Lines of data:
****************
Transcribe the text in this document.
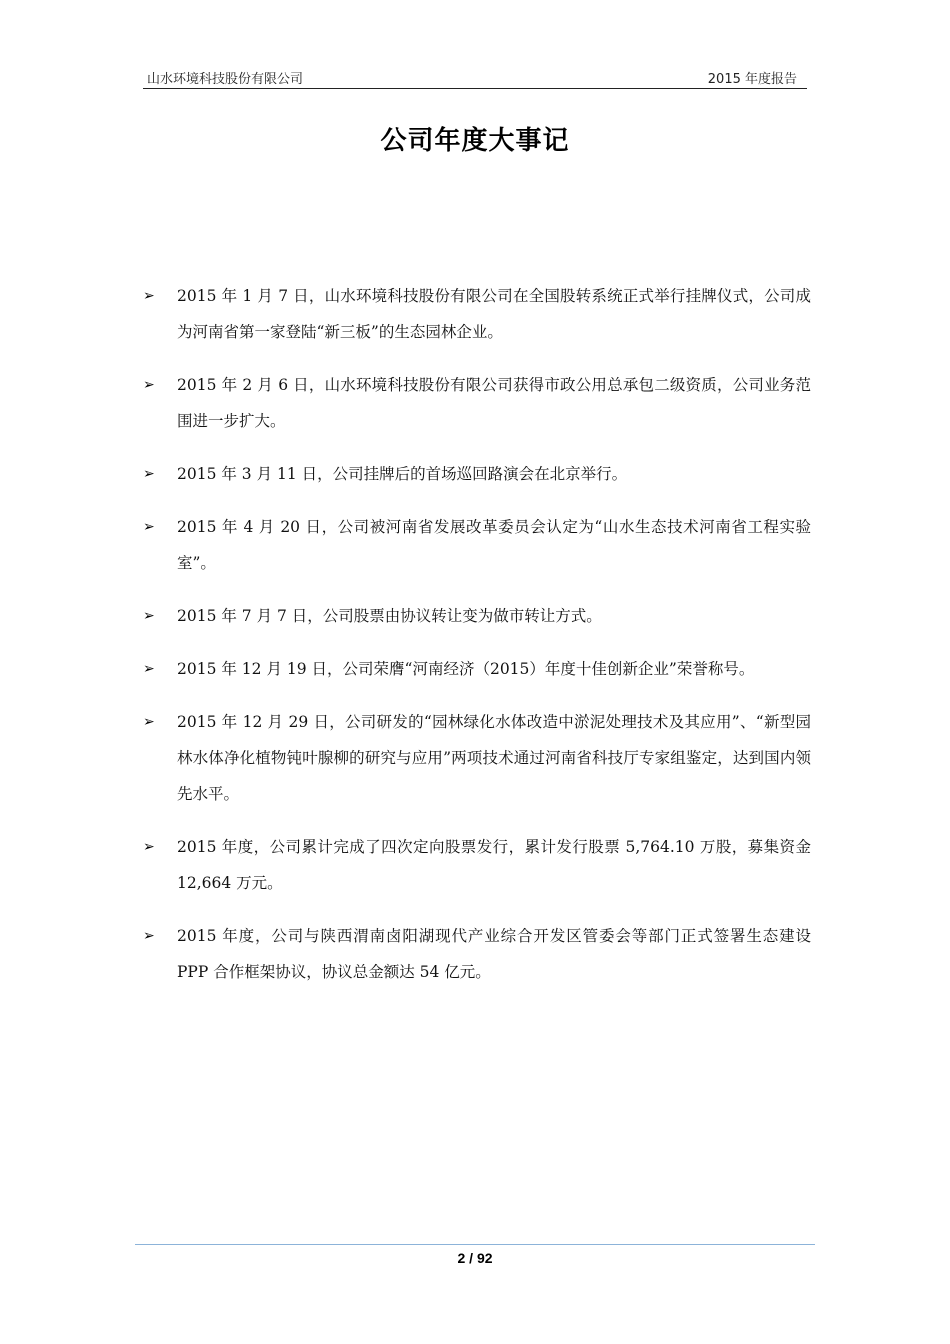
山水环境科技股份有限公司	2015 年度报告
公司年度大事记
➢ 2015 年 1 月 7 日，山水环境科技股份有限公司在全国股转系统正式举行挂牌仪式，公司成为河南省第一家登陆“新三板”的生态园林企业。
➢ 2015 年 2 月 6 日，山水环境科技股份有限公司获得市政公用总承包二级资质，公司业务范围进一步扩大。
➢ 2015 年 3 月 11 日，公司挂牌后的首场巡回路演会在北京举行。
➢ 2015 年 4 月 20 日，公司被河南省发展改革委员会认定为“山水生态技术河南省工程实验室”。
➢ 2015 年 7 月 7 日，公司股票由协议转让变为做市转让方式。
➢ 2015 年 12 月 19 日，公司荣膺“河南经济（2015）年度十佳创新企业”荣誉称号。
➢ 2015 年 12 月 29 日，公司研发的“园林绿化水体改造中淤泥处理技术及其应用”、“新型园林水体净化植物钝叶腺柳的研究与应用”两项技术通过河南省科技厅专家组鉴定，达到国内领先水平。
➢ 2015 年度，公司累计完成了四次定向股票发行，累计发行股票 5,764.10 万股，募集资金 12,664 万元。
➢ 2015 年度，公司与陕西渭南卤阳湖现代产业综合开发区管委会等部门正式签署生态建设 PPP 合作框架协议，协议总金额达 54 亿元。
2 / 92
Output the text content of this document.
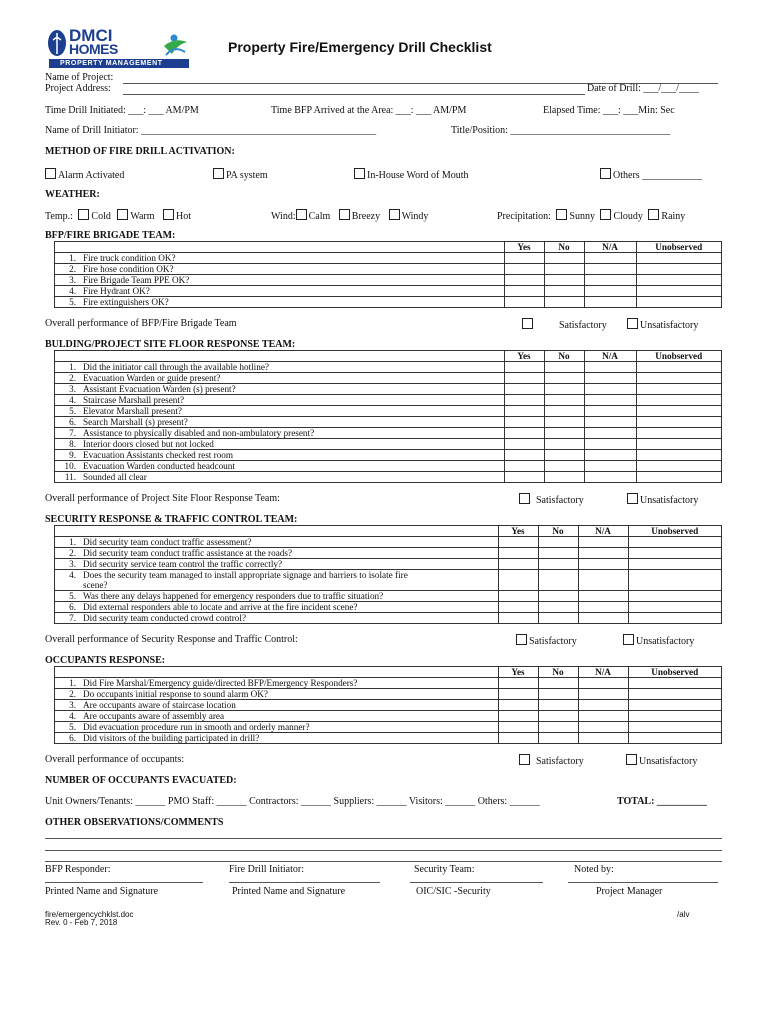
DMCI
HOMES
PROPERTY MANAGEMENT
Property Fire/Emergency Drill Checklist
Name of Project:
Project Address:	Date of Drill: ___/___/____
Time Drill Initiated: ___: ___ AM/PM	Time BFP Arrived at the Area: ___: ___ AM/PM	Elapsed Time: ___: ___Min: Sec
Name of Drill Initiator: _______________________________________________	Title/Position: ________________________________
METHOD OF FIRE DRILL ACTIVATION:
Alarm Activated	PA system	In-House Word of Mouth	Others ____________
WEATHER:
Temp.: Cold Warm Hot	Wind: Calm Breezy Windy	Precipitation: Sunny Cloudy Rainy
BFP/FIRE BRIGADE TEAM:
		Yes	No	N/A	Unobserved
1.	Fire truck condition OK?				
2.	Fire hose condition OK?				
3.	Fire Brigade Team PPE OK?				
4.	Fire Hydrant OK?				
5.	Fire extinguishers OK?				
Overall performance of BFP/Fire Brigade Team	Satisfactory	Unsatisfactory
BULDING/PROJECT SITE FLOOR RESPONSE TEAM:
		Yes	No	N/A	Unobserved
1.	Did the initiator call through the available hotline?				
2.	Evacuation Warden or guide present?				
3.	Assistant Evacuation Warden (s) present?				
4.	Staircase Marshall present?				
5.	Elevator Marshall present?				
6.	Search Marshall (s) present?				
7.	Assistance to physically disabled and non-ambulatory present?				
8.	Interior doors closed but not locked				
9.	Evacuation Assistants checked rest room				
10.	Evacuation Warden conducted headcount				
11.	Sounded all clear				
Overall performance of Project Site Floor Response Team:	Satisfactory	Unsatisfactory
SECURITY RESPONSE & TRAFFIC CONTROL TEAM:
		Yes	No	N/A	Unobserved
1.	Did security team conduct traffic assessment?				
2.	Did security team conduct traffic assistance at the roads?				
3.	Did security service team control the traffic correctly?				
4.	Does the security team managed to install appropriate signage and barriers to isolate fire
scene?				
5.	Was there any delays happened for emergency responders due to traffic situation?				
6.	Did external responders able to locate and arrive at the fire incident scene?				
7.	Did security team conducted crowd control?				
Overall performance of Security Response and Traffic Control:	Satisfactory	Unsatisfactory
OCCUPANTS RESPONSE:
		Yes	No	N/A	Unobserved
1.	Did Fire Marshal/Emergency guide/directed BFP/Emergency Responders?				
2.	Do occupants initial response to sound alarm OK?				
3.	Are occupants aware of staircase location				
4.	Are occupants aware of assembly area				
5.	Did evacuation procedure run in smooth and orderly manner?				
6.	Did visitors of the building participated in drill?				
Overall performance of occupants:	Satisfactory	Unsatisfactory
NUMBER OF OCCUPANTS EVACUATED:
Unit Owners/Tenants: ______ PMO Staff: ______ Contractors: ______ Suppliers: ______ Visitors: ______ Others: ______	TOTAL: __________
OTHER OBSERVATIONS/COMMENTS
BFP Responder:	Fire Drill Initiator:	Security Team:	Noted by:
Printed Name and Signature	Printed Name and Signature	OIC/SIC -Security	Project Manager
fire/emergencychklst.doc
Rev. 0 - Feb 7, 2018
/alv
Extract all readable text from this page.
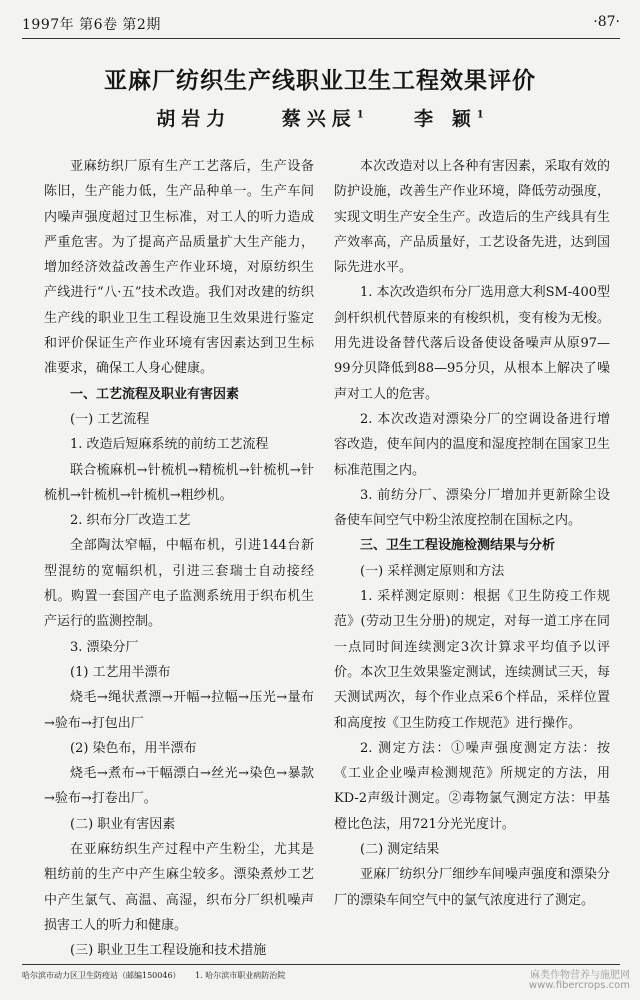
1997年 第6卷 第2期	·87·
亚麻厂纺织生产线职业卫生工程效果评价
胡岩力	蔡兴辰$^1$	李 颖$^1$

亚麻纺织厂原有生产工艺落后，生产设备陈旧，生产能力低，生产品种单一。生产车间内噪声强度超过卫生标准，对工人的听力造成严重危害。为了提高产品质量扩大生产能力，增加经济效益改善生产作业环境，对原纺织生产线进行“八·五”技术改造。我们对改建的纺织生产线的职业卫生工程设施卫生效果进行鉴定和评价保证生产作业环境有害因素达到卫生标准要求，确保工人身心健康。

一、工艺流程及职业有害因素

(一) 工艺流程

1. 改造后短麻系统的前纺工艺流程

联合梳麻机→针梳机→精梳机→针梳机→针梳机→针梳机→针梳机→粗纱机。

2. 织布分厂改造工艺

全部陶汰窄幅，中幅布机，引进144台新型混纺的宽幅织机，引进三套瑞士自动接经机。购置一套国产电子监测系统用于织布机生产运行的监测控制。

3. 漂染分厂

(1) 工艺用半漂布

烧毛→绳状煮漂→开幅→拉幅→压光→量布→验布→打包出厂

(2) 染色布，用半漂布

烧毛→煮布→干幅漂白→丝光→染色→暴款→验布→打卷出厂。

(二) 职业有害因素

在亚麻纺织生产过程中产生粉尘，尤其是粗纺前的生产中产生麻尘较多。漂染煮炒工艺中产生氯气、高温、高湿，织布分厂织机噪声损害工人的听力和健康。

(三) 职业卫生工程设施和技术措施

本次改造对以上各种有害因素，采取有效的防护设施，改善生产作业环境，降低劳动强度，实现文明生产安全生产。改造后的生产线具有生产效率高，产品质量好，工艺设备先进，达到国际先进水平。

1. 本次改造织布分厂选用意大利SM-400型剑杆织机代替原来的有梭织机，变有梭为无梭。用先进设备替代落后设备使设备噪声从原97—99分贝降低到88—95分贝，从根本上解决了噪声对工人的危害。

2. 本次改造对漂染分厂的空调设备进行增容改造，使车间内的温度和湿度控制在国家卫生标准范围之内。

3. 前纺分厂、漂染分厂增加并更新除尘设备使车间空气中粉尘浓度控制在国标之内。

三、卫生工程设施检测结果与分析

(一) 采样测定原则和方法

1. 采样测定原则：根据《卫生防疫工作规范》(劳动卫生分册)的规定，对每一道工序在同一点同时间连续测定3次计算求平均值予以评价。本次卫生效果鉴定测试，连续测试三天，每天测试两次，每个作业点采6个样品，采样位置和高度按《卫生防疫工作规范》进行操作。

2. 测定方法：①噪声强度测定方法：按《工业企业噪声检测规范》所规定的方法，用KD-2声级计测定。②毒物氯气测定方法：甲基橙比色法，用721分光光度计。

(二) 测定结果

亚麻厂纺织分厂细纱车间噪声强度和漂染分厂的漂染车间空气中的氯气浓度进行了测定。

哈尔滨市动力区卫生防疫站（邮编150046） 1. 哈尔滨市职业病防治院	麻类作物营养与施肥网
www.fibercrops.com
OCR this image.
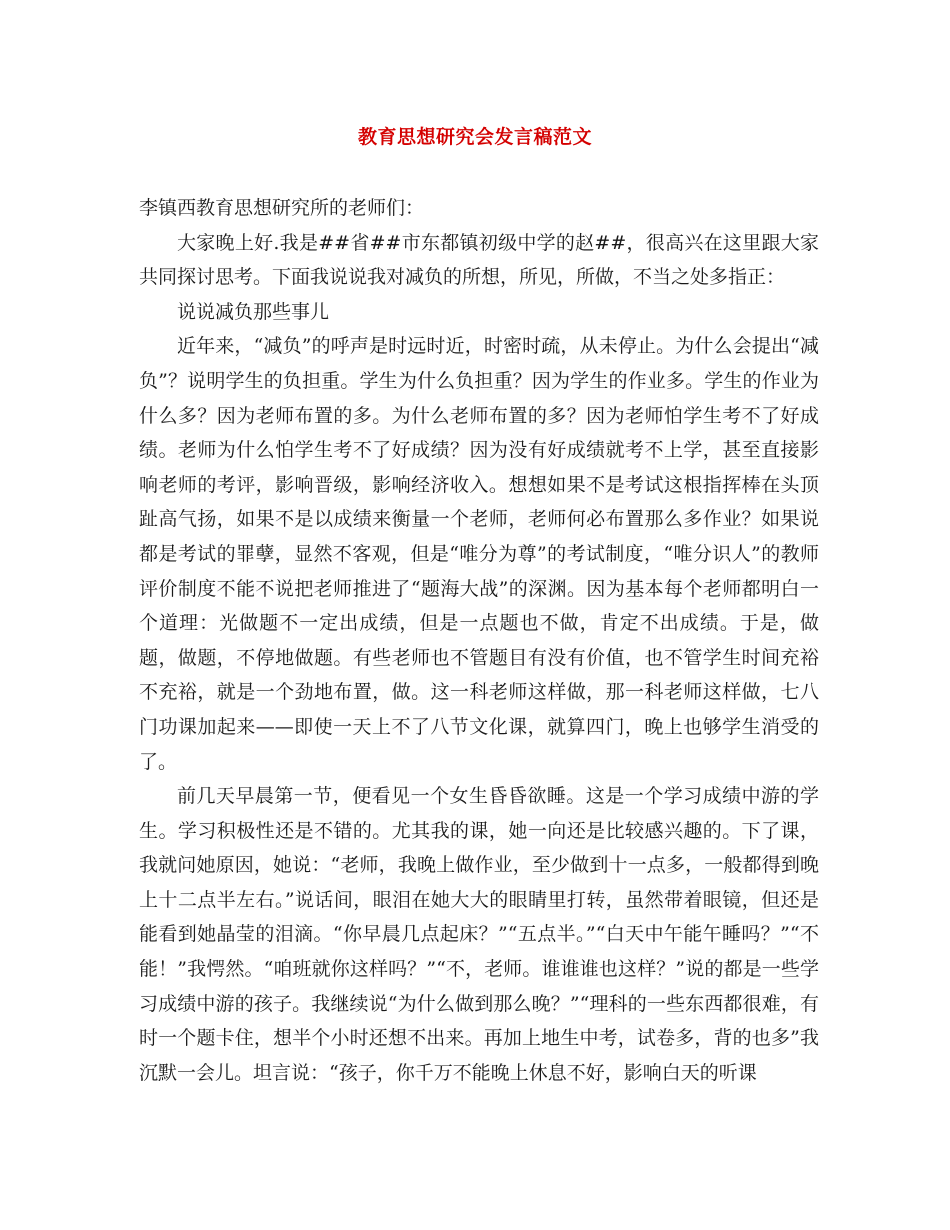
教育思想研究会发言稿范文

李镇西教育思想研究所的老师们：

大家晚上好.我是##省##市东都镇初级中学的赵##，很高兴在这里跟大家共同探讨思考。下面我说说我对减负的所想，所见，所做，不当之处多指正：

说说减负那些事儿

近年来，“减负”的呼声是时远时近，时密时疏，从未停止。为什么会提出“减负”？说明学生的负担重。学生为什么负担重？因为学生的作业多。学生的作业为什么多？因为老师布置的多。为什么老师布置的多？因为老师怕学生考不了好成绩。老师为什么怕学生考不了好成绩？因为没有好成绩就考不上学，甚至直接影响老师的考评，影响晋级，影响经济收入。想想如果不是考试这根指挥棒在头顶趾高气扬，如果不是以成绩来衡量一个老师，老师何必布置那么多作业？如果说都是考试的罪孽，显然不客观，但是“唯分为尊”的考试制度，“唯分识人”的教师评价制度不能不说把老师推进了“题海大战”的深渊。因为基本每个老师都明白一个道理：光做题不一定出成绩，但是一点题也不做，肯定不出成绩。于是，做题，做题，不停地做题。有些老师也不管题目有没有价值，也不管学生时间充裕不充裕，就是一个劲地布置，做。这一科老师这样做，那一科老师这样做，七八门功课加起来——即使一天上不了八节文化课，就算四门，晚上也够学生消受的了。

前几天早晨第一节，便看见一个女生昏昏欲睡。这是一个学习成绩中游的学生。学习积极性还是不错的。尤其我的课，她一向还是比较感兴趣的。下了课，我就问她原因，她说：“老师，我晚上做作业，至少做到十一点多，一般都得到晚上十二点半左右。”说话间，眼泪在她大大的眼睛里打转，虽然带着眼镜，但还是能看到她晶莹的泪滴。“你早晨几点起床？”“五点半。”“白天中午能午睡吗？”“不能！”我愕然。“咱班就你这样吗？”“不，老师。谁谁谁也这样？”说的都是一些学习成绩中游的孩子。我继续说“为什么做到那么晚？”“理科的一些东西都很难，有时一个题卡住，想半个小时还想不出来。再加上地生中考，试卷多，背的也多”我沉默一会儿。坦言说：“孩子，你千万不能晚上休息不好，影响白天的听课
****************
* [JOB]: Beginning with the line with "OCR this image.", repeat the entries above exactly, up to and including the last line, leaving out pictures.

* [WRITTEN REPLY]:
OCR this image.
教育思想研究会发言稿范文

李镇西教育思想研究所的老师们：

大家晚上好.我是##省##市东都镇初级中学的赵##，很高兴在这里跟大家共同探讨思考。下面我说说我对减负的所想，所见，所做，不当之处多指正：

说说减负那些事儿

近年来，“减负”的呼声是时远时近，时密时疏，从未停止。为什么会提出“减负”？说明学生的负担重。学生为什么负担重？因为学生的作业多。学生的作业为什么多？因为老师布置的多。为什么老师布置的多？因为老师怕学生考不了好成绩。老师为什么怕学生考不了好成绩？因为没有好成绩就考不上学，甚至直接影响老师的考评，影响晋级，影响经济收入。想想如果不是考试这根指挥棒在头顶趾高气扬，如果不是以成绩来衡量一个老师，老师何必布置那么多作业？如果说都是考试的罪孽，显然不客观，但是“唯分为尊”的考试制度，“唯分识人”的教师评价制度不能不说把老师推进了“题海大战”的深渊。因为基本每个老师都明白一个道理：光做题不一定出成绩，但是一点题也不做，肯定不出成绩。于是，做题，做题，不停地做题。有些老师也不管题目有没有价值，也不管学生时间充裕不充裕，就是一个劲地布置，做。这一科老师这样做，那一科老师这样做，七八门功课加起来——即使一天上不了八节文化课，就算四门，晚上也够学生消受的了。

前几天早晨第一节，便看见一个女生昏昏欲睡。这是一个学习成绩中游的学生。学习积极性还是不错的。尤其我的课，她一向还是比较感兴趣的。下了课，我就问她原因，她说：“老师，我晚上做作业，至少做到十一点多，一般都得到晚上十二点半左右。”说话间，眼泪在她大大的眼睛里打转，虽然带着眼镜，但还是能看到她晶莹的泪滴。“你早晨几点起床？”“五点半。”“白天中午能午睡吗？”“不能！”我愕然。“咱班就你这样吗？”“不，老师。谁谁谁也这样？”说的都是一些学习成绩中游的孩子。我继续说“为什么做到那么晚？”“理科的一些东西都很难，有时一个题卡住，想半个小时还想不出来。再加上地生中考，试卷多，背的也多”我沉默一会儿。坦言说：“孩子，你千万不能晚上休息不好，影响白天的听课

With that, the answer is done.